▶ **Challenge**
Please pull out every line that includes the string "Vulnerability".

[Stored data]
** Begin **

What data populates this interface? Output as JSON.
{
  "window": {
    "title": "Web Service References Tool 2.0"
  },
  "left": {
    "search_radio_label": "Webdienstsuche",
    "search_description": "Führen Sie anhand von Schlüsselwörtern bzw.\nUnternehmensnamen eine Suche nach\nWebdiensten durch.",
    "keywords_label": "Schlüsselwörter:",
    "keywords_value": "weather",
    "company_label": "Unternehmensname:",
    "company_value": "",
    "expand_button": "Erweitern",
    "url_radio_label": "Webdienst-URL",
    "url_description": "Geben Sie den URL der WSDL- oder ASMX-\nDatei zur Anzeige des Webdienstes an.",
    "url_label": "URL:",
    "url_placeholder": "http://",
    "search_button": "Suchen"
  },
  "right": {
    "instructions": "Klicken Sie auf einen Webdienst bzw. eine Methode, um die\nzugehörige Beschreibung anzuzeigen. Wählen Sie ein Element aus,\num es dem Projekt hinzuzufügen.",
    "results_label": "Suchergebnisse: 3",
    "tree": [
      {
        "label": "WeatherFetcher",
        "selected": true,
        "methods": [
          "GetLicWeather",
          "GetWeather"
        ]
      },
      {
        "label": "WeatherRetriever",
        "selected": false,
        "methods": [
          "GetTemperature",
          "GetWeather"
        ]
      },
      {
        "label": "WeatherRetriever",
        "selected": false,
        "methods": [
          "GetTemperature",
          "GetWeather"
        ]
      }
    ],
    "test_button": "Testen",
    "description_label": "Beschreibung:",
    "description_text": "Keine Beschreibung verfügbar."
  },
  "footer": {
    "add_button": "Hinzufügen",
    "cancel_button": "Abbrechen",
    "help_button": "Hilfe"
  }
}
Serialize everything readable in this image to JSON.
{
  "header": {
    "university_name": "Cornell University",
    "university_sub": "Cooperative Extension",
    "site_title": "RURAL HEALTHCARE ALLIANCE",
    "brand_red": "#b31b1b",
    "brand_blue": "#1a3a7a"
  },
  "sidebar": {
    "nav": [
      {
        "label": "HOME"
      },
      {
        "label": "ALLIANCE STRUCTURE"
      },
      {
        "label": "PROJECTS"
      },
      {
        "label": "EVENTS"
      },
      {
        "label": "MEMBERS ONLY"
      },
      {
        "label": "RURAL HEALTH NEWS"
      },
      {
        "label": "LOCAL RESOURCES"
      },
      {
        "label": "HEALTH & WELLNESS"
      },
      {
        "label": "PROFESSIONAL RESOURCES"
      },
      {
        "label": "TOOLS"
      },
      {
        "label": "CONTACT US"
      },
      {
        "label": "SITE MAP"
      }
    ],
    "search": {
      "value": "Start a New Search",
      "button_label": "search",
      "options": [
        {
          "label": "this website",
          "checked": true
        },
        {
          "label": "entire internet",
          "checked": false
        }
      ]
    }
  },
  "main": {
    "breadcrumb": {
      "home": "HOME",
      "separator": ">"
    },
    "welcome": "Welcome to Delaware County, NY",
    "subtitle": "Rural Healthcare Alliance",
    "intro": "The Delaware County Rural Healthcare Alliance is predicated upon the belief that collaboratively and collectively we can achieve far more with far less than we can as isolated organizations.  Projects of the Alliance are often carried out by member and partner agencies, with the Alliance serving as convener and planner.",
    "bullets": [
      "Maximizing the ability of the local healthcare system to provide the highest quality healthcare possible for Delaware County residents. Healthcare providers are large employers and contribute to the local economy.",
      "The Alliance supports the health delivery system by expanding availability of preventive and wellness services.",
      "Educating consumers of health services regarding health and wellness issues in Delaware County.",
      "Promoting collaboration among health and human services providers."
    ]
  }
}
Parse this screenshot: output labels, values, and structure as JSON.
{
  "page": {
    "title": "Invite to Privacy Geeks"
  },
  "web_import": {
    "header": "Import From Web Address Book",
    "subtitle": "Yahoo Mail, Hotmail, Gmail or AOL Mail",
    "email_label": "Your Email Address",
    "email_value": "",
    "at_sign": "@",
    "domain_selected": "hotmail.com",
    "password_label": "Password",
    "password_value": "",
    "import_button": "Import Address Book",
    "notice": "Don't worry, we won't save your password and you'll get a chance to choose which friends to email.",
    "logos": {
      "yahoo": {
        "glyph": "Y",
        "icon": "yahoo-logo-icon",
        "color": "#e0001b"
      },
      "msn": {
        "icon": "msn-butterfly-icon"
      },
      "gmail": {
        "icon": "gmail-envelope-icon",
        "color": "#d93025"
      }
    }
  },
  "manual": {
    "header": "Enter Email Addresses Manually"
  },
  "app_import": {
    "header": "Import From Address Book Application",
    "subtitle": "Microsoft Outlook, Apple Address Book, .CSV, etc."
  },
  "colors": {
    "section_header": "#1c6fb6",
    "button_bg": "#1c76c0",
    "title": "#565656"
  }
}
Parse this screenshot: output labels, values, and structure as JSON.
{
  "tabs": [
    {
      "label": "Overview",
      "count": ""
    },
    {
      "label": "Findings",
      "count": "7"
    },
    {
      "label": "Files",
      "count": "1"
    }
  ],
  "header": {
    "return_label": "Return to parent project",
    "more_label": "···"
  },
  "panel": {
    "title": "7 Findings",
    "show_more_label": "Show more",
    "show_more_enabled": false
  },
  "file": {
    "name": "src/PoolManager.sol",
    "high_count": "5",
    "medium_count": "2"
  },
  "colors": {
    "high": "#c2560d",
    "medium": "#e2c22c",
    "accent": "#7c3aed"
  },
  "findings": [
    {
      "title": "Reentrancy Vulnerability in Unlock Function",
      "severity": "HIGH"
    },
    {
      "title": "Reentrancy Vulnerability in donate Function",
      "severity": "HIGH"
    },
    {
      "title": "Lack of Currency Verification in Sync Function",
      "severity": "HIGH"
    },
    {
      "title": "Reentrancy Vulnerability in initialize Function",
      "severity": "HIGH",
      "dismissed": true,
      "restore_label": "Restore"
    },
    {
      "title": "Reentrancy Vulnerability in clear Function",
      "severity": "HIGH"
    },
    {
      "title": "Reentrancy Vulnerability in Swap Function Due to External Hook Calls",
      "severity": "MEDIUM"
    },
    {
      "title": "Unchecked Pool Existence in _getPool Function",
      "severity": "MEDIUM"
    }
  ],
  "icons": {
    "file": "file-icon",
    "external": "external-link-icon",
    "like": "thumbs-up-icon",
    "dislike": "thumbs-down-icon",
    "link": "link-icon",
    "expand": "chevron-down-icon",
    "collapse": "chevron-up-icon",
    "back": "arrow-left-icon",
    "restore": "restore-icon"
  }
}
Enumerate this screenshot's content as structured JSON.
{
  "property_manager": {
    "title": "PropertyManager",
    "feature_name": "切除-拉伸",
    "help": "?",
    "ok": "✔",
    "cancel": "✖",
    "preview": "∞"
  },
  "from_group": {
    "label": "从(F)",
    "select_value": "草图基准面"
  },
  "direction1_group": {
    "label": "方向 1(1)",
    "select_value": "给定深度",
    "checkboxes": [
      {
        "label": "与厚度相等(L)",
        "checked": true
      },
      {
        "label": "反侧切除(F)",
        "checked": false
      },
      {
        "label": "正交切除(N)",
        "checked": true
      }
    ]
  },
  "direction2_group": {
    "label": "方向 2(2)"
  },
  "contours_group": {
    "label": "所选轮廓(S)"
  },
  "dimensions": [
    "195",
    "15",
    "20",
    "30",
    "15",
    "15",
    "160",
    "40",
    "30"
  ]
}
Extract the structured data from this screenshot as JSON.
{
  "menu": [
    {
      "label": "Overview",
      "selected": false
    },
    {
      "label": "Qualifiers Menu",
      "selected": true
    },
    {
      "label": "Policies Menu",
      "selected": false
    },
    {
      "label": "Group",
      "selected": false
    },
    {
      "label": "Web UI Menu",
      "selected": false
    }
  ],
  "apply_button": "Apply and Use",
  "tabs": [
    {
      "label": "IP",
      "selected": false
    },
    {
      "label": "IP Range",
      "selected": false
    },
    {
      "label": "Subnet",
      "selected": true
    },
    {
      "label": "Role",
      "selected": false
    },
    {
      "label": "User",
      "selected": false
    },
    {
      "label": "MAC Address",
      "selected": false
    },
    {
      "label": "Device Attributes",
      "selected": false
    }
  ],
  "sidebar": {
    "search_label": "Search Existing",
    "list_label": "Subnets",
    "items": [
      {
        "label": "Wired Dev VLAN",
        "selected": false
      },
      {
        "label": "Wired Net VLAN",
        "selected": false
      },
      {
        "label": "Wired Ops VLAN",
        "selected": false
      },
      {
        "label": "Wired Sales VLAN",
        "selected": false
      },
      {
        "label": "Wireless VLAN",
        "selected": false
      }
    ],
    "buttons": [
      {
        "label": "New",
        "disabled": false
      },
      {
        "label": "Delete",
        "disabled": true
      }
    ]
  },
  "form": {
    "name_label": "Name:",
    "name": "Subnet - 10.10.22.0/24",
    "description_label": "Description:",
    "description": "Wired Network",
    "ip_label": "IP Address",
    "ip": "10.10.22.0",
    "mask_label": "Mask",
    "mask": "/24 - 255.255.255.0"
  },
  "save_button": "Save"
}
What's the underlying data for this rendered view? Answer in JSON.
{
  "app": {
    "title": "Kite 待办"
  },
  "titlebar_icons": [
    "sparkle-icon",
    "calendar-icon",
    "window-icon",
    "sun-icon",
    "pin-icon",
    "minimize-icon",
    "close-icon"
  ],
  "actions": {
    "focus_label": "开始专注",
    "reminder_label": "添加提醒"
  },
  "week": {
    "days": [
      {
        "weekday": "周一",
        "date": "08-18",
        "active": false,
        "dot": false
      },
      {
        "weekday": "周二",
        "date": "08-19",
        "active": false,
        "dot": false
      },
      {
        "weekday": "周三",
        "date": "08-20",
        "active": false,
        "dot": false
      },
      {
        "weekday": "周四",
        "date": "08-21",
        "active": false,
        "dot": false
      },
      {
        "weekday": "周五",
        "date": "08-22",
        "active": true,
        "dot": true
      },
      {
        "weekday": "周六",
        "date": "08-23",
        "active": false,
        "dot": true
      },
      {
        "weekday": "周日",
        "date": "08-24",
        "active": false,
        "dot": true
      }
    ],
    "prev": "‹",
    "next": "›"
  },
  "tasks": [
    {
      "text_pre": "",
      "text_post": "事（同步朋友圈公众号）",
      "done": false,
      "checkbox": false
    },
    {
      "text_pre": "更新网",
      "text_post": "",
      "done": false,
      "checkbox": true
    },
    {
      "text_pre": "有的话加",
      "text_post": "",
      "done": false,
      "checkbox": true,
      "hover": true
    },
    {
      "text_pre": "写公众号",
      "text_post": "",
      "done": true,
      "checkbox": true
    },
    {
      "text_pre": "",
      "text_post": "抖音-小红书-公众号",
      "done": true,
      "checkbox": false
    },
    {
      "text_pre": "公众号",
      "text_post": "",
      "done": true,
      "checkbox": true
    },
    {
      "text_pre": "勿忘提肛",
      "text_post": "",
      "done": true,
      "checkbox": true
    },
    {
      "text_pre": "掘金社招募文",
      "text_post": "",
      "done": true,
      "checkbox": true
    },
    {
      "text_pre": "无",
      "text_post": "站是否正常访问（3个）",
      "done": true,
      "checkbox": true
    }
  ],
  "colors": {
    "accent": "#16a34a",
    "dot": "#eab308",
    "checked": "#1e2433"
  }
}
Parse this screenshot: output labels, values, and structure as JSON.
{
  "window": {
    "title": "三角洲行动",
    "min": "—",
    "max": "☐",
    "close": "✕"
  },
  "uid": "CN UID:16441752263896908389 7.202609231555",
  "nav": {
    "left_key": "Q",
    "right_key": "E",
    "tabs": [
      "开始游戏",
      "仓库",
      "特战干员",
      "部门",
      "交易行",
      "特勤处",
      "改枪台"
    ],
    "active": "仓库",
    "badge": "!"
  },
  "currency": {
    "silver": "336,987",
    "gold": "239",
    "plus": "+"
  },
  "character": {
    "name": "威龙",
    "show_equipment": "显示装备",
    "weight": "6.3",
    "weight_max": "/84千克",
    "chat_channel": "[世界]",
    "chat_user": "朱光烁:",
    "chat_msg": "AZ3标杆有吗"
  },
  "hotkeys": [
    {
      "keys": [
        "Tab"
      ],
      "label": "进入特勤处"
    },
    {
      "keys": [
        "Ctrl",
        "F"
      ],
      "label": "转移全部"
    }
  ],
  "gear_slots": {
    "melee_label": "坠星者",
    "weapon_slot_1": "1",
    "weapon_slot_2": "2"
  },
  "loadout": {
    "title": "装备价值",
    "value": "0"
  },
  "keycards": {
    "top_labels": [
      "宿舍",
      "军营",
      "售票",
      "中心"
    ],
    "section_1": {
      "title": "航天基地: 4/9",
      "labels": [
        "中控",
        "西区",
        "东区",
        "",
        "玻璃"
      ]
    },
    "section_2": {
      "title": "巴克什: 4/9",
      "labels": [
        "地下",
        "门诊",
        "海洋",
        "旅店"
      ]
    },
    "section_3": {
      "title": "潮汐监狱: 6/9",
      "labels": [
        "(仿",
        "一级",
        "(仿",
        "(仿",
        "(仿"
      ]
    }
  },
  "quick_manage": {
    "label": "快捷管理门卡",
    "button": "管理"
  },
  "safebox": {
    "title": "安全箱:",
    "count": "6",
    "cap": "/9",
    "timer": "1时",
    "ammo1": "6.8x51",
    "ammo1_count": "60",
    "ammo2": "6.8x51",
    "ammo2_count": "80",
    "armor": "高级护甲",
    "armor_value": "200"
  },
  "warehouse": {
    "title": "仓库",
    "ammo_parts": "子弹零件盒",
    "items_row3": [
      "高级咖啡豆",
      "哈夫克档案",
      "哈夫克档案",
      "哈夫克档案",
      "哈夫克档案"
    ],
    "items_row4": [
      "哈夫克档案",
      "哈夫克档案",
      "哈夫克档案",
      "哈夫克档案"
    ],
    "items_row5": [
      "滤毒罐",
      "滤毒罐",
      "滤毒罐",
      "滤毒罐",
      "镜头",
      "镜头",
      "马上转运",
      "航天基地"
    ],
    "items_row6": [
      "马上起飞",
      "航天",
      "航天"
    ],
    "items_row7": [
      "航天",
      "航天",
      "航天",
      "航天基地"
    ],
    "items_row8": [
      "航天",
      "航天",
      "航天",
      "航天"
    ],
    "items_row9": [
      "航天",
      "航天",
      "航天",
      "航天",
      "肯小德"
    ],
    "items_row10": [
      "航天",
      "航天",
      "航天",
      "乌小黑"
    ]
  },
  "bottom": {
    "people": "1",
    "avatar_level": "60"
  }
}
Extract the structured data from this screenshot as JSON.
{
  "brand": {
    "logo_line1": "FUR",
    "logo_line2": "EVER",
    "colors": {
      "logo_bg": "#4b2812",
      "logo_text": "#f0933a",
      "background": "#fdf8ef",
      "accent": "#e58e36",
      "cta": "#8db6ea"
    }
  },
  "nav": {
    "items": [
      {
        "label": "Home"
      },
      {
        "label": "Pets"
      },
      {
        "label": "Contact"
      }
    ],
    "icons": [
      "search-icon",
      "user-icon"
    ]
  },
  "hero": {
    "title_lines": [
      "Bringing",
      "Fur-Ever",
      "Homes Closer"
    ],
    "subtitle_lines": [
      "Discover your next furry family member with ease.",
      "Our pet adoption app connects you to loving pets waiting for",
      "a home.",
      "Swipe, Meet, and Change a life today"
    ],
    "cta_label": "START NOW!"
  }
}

** End **

▶ **Task response**
      "title": "Reentrancy Vulnerability in Unlock Function",
      "title": "Reentrancy Vulnerability in donate Function",
      "title": "Reentrancy Vulnerability in initialize Function",
      "title": "Reentrancy Vulnerability in clear Function",
      "title": "Reentrancy Vulnerability in Swap Function Due to External Hook Calls",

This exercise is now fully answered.